What is the number of lines in the listing that contain "text"? Give that number only.

━━━ Extracted data

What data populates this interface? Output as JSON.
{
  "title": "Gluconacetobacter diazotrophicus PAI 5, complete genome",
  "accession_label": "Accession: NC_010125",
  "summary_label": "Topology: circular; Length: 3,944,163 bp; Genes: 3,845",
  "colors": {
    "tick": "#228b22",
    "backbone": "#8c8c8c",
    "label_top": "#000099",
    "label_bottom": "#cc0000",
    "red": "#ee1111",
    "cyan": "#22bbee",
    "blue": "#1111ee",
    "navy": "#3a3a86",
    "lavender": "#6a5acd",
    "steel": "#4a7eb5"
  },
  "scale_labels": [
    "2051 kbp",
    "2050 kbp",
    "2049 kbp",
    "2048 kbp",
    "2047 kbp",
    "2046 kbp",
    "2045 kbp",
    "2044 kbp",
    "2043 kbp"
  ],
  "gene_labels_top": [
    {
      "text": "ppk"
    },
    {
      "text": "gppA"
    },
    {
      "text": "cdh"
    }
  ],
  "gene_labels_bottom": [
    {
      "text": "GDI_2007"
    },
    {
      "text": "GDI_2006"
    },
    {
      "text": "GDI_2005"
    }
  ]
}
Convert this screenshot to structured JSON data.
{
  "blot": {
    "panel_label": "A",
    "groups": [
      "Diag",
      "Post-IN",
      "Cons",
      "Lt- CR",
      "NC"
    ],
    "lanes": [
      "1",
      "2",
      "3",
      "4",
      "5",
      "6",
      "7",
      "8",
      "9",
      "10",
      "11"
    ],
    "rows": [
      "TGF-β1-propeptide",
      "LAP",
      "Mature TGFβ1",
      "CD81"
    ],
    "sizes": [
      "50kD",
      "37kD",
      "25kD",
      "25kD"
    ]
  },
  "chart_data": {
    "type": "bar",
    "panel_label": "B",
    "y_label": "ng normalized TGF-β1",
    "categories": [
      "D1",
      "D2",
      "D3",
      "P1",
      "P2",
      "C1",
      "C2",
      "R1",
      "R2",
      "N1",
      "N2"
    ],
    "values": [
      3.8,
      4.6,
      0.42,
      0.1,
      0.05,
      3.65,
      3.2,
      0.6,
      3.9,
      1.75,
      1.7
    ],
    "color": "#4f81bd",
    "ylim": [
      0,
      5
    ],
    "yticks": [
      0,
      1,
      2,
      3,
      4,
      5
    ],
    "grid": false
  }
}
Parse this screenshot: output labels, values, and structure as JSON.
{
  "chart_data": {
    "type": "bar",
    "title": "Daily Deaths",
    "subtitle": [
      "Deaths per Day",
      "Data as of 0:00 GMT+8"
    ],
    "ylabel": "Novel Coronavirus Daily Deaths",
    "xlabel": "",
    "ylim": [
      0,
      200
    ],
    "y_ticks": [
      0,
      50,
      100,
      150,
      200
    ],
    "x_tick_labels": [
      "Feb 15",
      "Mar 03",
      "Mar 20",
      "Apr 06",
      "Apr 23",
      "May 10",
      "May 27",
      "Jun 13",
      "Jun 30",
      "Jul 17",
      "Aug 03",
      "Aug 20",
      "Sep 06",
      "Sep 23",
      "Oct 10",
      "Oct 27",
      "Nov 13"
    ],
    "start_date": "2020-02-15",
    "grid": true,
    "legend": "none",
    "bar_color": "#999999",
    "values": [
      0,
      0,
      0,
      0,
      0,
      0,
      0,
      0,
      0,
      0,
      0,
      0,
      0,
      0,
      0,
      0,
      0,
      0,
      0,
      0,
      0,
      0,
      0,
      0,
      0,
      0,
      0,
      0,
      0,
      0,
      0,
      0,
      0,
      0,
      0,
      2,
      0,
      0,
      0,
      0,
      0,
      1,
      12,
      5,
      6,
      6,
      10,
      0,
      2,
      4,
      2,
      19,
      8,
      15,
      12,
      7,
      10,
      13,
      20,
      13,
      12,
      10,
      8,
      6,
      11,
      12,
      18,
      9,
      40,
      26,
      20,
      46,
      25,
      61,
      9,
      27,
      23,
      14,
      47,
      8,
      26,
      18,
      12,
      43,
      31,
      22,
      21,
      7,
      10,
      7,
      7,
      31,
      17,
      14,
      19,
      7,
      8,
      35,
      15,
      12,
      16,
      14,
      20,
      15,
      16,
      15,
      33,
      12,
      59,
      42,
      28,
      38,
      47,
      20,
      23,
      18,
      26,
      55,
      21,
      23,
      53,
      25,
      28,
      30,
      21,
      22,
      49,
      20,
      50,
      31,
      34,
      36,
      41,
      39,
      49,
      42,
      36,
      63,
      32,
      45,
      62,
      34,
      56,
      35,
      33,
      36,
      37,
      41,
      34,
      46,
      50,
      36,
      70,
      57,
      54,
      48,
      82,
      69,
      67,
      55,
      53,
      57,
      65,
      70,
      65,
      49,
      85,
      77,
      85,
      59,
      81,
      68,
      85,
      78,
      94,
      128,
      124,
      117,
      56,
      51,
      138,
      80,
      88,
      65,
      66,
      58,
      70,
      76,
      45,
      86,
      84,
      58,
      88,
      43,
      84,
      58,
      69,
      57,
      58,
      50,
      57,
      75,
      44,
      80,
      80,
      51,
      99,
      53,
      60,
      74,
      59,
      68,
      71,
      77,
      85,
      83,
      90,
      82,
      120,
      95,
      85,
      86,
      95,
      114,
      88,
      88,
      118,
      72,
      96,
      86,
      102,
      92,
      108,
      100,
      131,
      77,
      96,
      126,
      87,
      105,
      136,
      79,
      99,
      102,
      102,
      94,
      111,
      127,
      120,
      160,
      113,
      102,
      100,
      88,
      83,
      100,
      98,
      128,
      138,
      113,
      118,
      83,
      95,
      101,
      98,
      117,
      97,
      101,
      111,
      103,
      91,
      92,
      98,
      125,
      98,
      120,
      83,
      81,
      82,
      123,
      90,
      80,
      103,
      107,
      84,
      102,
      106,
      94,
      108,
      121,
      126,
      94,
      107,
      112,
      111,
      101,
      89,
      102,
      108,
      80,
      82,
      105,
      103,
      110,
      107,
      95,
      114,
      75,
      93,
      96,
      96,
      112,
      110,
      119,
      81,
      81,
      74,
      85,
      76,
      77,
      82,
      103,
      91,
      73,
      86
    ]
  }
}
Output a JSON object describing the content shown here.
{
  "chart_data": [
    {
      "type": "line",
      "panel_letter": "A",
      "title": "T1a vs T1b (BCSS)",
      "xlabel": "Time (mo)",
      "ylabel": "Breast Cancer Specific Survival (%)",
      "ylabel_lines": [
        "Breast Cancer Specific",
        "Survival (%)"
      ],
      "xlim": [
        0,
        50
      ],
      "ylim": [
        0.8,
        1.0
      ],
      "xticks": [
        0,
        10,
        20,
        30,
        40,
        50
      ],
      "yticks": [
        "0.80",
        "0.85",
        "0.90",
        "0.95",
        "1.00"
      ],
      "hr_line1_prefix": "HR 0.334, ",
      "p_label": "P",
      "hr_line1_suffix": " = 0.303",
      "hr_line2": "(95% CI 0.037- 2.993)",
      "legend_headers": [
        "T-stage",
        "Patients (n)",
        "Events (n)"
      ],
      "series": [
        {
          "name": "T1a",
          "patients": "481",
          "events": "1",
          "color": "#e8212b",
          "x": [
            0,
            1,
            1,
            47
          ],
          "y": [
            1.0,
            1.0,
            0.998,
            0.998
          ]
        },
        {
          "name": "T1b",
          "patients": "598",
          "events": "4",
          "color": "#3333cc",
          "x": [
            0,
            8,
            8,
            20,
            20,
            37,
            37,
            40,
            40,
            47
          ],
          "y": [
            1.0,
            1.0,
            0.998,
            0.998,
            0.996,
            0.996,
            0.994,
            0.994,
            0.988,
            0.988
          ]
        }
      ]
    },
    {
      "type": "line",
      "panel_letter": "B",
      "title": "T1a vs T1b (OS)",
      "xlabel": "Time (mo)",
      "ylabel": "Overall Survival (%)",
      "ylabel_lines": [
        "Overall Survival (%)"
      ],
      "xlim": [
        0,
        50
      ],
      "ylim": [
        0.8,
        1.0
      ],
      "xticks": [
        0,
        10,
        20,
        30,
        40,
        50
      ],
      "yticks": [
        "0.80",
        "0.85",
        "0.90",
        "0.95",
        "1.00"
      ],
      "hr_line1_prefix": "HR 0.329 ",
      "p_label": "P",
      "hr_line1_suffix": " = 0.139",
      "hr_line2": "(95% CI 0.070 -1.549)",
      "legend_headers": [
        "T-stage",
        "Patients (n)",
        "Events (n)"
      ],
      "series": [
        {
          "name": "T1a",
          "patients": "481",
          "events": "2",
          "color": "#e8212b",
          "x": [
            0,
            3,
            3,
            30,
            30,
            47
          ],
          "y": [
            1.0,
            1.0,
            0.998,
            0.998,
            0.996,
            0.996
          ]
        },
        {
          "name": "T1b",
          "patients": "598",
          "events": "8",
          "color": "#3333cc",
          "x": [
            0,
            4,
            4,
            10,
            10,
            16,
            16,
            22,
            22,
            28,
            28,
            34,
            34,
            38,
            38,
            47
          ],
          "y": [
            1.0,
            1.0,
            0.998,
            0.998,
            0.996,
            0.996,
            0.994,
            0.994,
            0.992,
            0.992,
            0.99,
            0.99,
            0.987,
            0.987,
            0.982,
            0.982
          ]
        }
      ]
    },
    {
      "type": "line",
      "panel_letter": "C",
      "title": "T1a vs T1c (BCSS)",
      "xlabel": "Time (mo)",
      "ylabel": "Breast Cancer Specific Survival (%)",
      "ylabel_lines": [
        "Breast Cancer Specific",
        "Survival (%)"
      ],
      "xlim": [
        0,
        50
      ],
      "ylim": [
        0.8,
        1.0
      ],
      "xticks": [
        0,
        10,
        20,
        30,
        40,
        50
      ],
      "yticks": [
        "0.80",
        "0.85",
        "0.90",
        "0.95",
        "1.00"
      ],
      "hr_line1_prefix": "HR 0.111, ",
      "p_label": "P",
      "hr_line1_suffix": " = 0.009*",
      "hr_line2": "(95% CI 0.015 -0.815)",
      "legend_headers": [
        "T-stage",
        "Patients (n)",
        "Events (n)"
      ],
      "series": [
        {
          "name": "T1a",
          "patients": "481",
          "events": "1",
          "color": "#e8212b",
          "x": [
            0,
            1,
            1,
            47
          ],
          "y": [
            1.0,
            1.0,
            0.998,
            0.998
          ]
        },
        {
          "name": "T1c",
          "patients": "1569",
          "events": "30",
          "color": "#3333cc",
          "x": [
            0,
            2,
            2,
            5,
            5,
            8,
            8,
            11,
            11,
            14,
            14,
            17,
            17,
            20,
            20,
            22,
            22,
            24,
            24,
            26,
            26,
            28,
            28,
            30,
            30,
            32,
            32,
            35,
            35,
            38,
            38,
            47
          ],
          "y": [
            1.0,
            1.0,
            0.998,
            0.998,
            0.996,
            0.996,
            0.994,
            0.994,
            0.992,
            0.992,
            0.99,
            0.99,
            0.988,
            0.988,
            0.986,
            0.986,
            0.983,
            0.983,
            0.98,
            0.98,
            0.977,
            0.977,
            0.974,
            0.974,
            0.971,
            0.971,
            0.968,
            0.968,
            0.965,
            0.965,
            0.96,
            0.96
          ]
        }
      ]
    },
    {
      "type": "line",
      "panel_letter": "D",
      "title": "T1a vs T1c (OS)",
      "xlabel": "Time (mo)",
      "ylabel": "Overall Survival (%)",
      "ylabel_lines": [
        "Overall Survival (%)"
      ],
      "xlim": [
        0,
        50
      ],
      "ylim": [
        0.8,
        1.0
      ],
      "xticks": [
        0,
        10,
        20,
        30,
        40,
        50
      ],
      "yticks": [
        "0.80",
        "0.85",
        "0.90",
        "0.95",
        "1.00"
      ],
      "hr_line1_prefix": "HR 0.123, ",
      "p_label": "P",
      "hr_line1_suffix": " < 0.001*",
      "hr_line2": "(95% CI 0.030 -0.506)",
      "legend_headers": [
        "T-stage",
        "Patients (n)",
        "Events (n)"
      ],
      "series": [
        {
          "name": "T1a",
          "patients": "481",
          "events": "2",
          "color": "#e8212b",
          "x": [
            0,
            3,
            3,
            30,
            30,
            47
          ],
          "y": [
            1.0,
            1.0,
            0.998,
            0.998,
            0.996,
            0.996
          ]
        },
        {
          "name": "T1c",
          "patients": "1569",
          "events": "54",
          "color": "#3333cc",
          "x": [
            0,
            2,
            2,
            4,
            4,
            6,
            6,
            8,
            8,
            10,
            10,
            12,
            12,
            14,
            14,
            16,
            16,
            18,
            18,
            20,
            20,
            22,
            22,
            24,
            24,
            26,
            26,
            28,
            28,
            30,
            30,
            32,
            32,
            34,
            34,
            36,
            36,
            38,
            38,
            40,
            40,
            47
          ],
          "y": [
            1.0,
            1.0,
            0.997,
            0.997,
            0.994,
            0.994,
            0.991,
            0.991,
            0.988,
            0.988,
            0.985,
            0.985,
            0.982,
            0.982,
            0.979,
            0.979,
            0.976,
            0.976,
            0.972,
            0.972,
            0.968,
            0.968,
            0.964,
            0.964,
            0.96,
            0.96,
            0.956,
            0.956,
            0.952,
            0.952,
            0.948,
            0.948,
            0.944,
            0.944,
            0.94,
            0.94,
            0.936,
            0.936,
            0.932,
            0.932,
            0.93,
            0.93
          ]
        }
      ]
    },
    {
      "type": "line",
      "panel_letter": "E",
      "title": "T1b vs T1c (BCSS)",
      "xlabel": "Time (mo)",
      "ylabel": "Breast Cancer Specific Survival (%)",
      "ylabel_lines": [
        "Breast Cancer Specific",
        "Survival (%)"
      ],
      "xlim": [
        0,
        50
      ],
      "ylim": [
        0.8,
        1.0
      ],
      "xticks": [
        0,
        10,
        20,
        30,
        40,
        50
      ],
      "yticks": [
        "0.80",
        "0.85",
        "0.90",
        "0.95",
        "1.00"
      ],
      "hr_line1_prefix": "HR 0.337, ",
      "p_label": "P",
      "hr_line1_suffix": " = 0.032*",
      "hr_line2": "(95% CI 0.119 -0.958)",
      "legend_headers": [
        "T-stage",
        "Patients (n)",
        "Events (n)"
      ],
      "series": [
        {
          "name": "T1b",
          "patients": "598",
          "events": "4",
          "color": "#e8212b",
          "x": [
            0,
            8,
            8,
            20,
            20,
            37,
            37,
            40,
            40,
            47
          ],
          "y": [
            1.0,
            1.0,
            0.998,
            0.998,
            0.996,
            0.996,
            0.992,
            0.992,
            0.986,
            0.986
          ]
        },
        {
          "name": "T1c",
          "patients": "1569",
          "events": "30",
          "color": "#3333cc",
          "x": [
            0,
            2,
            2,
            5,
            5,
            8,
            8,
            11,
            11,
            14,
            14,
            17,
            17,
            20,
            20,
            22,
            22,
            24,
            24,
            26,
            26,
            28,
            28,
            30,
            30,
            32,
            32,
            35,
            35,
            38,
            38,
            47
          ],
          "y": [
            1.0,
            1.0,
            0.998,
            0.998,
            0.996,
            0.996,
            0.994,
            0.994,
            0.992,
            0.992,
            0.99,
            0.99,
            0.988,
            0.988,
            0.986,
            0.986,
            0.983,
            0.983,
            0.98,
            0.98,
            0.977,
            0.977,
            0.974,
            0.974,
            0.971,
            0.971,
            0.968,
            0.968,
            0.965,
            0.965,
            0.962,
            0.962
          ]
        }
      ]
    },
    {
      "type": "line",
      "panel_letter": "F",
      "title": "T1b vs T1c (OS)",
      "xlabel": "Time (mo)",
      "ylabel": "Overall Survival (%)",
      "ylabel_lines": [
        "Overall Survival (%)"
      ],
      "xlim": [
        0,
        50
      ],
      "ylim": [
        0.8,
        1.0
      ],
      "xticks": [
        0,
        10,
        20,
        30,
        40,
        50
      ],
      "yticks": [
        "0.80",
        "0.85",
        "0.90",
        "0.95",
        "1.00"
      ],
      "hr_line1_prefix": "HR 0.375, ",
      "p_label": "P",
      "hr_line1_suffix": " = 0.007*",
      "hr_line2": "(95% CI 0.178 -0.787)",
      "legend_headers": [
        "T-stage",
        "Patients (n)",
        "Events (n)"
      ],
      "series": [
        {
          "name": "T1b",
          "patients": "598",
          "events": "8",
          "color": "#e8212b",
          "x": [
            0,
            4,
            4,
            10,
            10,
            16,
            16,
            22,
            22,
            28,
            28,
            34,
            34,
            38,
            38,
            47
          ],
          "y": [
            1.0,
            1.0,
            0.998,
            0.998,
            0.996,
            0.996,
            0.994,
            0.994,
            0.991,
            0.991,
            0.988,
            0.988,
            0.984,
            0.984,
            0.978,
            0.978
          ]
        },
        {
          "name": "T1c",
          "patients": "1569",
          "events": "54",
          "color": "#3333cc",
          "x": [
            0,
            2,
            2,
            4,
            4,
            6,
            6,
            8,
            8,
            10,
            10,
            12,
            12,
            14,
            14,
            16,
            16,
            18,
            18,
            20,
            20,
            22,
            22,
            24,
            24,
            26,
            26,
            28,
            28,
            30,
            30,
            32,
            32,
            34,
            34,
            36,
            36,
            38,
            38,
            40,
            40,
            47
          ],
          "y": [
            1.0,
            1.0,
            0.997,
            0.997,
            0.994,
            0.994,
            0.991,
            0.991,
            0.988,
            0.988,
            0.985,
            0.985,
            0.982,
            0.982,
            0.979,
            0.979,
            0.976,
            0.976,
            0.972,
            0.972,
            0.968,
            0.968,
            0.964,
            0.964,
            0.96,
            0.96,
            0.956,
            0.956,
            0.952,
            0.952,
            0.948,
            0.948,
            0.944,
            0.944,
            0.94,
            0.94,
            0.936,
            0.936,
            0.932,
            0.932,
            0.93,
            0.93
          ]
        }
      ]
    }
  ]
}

━━━━━━

Solution for this task
6